#### Do this:
Take the records underneath and set them down exactly.

#### Given information:
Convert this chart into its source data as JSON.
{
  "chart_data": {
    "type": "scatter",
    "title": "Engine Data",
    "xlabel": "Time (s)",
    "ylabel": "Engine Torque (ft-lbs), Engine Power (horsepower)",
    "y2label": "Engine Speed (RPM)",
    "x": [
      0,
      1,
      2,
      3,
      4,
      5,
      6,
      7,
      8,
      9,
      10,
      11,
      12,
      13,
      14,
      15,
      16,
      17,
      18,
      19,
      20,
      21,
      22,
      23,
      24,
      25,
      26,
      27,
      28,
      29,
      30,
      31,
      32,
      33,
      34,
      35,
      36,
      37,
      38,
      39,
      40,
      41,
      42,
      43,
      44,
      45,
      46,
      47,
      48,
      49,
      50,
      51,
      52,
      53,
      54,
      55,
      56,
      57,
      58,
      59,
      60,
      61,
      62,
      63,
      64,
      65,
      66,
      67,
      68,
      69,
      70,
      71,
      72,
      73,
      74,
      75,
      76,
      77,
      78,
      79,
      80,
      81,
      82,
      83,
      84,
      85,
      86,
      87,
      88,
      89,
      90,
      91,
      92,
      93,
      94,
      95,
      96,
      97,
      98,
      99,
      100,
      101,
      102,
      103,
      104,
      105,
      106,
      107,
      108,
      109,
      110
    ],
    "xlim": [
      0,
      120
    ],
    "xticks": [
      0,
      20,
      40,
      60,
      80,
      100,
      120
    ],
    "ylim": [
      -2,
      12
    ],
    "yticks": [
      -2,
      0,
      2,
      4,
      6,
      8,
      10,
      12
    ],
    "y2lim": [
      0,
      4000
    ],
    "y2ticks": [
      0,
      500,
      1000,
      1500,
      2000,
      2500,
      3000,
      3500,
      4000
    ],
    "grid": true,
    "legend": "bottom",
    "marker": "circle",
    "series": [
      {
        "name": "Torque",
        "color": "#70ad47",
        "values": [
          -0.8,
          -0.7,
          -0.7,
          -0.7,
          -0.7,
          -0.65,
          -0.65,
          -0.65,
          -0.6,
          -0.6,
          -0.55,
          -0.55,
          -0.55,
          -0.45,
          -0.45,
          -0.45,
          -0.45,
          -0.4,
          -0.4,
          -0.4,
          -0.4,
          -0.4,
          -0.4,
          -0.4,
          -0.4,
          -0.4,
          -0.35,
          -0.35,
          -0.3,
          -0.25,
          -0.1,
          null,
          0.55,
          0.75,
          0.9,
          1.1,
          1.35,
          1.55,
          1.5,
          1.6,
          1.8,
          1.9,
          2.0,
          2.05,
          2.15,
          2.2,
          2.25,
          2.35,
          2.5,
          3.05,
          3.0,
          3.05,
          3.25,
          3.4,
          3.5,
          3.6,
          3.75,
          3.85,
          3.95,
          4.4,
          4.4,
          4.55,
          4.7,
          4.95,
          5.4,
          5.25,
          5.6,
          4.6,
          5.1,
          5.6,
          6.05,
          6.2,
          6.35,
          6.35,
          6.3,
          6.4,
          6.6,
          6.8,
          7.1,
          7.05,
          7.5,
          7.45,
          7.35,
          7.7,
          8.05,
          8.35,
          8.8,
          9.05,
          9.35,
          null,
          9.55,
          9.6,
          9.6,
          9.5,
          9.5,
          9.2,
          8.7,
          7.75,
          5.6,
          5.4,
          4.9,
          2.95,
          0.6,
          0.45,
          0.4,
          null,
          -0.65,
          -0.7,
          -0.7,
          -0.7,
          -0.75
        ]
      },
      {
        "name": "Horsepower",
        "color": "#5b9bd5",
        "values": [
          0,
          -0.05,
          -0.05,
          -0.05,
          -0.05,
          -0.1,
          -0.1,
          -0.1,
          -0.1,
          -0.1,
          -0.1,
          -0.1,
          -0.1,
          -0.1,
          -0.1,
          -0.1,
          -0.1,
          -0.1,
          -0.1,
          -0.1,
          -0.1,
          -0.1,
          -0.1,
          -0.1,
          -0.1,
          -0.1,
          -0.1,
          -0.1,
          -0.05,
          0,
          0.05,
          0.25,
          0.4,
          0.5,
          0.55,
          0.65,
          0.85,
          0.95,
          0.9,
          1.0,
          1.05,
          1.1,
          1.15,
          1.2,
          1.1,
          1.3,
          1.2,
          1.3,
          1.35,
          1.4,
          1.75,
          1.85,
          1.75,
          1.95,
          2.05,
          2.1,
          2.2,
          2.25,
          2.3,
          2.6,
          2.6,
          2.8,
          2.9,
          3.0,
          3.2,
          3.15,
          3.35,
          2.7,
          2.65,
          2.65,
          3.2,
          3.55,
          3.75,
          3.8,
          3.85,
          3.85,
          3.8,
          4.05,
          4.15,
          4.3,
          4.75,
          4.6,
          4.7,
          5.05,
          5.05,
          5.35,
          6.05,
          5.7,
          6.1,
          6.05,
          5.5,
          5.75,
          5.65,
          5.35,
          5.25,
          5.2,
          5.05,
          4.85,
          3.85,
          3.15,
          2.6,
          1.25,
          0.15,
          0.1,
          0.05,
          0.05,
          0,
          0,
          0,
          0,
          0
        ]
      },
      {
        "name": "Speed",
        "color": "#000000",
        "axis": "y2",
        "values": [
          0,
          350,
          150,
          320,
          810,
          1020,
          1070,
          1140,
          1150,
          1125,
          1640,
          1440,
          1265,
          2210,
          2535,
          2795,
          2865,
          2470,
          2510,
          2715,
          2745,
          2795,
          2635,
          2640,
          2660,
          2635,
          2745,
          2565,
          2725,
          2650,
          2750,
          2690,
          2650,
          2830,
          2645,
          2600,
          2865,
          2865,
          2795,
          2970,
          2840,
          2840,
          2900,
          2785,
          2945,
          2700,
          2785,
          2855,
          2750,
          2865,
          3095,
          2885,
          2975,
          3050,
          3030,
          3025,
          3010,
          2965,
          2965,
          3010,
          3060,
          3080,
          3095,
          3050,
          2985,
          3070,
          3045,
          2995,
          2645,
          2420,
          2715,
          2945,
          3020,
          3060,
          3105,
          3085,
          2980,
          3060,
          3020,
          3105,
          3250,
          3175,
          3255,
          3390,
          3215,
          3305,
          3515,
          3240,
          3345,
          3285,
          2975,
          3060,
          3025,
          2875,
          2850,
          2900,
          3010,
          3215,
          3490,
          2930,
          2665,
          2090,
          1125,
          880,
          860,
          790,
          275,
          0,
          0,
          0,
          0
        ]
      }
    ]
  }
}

#### Expected output:
Convert this chart into its source data as JSON.
{
  "chart_data": {
    "type": "scatter",
    "title": "Engine Data",
    "xlabel": "Time (s)",
    "ylabel": "Engine Torque (ft-lbs), Engine Power (horsepower)",
    "y2label": "Engine Speed (RPM)",
    "x": [
      0,
      1,
      2,
      3,
      4,
      5,
      6,
      7,
      8,
      9,
      10,
      11,
      12,
      13,
      14,
      15,
      16,
      17,
      18,
      19,
      20,
      21,
      22,
      23,
      24,
      25,
      26,
      27,
      28,
      29,
      30,
      31,
      32,
      33,
      34,
      35,
      36,
      37,
      38,
      39,
      40,
      41,
      42,
      43,
      44,
      45,
      46,
      47,
      48,
      49,
      50,
      51,
      52,
      53,
      54,
      55,
      56,
      57,
      58,
      59,
      60,
      61,
      62,
      63,
      64,
      65,
      66,
      67,
      68,
      69,
      70,
      71,
      72,
      73,
      74,
      75,
      76,
      77,
      78,
      79,
      80,
      81,
      82,
      83,
      84,
      85,
      86,
      87,
      88,
      89,
      90,
      91,
      92,
      93,
      94,
      95,
      96,
      97,
      98,
      99,
      100,
      101,
      102,
      103,
      104,
      105,
      106,
      107,
      108,
      109,
      110
    ],
    "xlim": [
      0,
      120
    ],
    "xticks": [
      0,
      20,
      40,
      60,
      80,
      100,
      120
    ],
    "ylim": [
      -2,
      12
    ],
    "yticks": [
      -2,
      0,
      2,
      4,
      6,
      8,
      10,
      12
    ],
    "y2lim": [
      0,
      4000
    ],
    "y2ticks": [
      0,
      500,
      1000,
      1500,
      2000,
      2500,
      3000,
      3500,
      4000
    ],
    "grid": true,
    "legend": "bottom",
    "marker": "circle",
    "series": [
      {
        "name": "Torque",
        "color": "#70ad47",
        "values": [
          -0.8,
          -0.7,
          -0.7,
          -0.7,
          -0.7,
          -0.65,
          -0.65,
          -0.65,
          -0.6,
          -0.6,
          -0.55,
          -0.55,
          -0.55,
          -0.45,
          -0.45,
          -0.45,
          -0.45,
          -0.4,
          -0.4,
          -0.4,
          -0.4,
          -0.4,
          -0.4,
          -0.4,
          -0.4,
          -0.4,
          -0.35,
          -0.35,
          -0.3,
          -0.25,
          -0.1,
          null,
          0.55,
          0.75,
          0.9,
          1.1,
          1.35,
          1.55,
          1.5,
          1.6,
          1.8,
          1.9,
          2.0,
          2.05,
          2.15,
          2.2,
          2.25,
          2.35,
          2.5,
          3.05,
          3.0,
          3.05,
          3.25,
          3.4,
          3.5,
          3.6,
          3.75,
          3.85,
          3.95,
          4.4,
          4.4,
          4.55,
          4.7,
          4.95,
          5.4,
          5.25,
          5.6,
          4.6,
          5.1,
          5.6,
          6.05,
          6.2,
          6.35,
          6.35,
          6.3,
          6.4,
          6.6,
          6.8,
          7.1,
          7.05,
          7.5,
          7.45,
          7.35,
          7.7,
          8.05,
          8.35,
          8.8,
          9.05,
          9.35,
          null,
          9.55,
          9.6,
          9.6,
          9.5,
          9.5,
          9.2,
          8.7,
          7.75,
          5.6,
          5.4,
          4.9,
          2.95,
          0.6,
          0.45,
          0.4,
          null,
          -0.65,
          -0.7,
          -0.7,
          -0.7,
          -0.75
        ]
      },
      {
        "name": "Horsepower",
        "color": "#5b9bd5",
        "values": [
          0,
          -0.05,
          -0.05,
          -0.05,
          -0.05,
          -0.1,
          -0.1,
          -0.1,
          -0.1,
          -0.1,
          -0.1,
          -0.1,
          -0.1,
          -0.1,
          -0.1,
          -0.1,
          -0.1,
          -0.1,
          -0.1,
          -0.1,
          -0.1,
          -0.1,
          -0.1,
          -0.1,
          -0.1,
          -0.1,
          -0.1,
          -0.1,
          -0.05,
          0,
          0.05,
          0.25,
          0.4,
          0.5,
          0.55,
          0.65,
          0.85,
          0.95,
          0.9,
          1.0,
          1.05,
          1.1,
          1.15,
          1.2,
          1.1,
          1.3,
          1.2,
          1.3,
          1.35,
          1.4,
          1.75,
          1.85,
          1.75,
          1.95,
          2.05,
          2.1,
          2.2,
          2.25,
          2.3,
          2.6,
          2.6,
          2.8,
          2.9,
          3.0,
          3.2,
          3.15,
          3.35,
          2.7,
          2.65,
          2.65,
          3.2,
          3.55,
          3.75,
          3.8,
          3.85,
          3.85,
          3.8,
          4.05,
          4.15,
          4.3,
          4.75,
          4.6,
          4.7,
          5.05,
          5.05,
          5.35,
          6.05,
          5.7,
          6.1,
          6.05,
          5.5,
          5.75,
          5.65,
          5.35,
          5.25,
          5.2,
          5.05,
          4.85,
          3.85,
          3.15,
          2.6,
          1.25,
          0.15,
          0.1,
          0.05,
          0.05,
          0,
          0,
          0,
          0,
          0
        ]
      },
      {
        "name": "Speed",
        "color": "#000000",
        "axis": "y2",
        "values": [
          0,
          350,
          150,
          320,
          810,
          1020,
          1070,
          1140,
          1150,
          1125,
          1640,
          1440,
          1265,
          2210,
          2535,
          2795,
          2865,
          2470,
          2510,
          2715,
          2745,
          2795,
          2635,
          2640,
          2660,
          2635,
          2745,
          2565,
          2725,
          2650,
          2750,
          2690,
          2650,
          2830,
          2645,
          2600,
          2865,
          2865,
          2795,
          2970,
          2840,
          2840,
          2900,
          2785,
          2945,
          2700,
          2785,
          2855,
          2750,
          2865,
          3095,
          2885,
          2975,
          3050,
          3030,
          3025,
          3010,
          2965,
          2965,
          3010,
          3060,
          3080,
          3095,
          3050,
          2985,
          3070,
          3045,
          2995,
          2645,
          2420,
          2715,
          2945,
          3020,
          3060,
          3105,
          3085,
          2980,
          3060,
          3020,
          3105,
          3250,
          3175,
          3255,
          3390,
          3215,
          3305,
          3515,
          3240,
          3345,
          3285,
          2975,
          3060,
          3025,
          2875,
          2850,
          2900,
          3010,
          3215,
          3490,
          2930,
          2665,
          2090,
          1125,
          880,
          860,
          790,
          275,
          0,
          0,
          0,
          0
        ]
      }
    ]
  }
}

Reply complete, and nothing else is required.